▸ WORK TO BE COMPLETED
Identify each line containing the word "Class" and copy it.

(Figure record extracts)
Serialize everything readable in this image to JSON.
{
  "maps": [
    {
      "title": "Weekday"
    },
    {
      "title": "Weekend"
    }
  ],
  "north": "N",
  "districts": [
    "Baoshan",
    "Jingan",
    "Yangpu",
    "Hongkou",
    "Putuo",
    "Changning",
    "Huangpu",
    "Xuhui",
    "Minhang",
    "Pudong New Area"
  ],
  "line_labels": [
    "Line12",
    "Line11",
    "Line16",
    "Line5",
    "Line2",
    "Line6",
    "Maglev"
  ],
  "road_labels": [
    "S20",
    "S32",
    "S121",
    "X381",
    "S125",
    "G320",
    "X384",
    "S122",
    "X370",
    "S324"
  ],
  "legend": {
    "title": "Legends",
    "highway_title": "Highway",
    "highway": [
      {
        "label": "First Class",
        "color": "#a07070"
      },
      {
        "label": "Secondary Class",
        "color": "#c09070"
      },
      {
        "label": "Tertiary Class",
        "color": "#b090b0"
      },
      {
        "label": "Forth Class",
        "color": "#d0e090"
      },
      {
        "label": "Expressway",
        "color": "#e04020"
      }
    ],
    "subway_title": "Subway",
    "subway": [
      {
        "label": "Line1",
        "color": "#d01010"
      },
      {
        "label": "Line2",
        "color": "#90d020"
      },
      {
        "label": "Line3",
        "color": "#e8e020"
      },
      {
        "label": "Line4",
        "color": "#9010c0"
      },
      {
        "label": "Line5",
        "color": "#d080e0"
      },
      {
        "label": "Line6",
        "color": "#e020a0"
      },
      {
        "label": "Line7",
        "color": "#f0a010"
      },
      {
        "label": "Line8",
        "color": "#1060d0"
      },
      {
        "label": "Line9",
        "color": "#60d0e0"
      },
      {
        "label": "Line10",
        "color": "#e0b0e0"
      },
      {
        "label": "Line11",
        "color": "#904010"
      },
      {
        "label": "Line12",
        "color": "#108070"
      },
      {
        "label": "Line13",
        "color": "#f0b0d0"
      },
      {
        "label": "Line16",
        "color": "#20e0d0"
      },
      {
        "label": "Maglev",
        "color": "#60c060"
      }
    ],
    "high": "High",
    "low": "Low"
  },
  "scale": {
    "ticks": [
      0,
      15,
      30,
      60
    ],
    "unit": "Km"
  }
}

▸ EXERCISE RESPONSE
        "label": "First Class",
        "label": "Secondary Class",
        "label": "Tertiary Class",
        "label": "Forth Class",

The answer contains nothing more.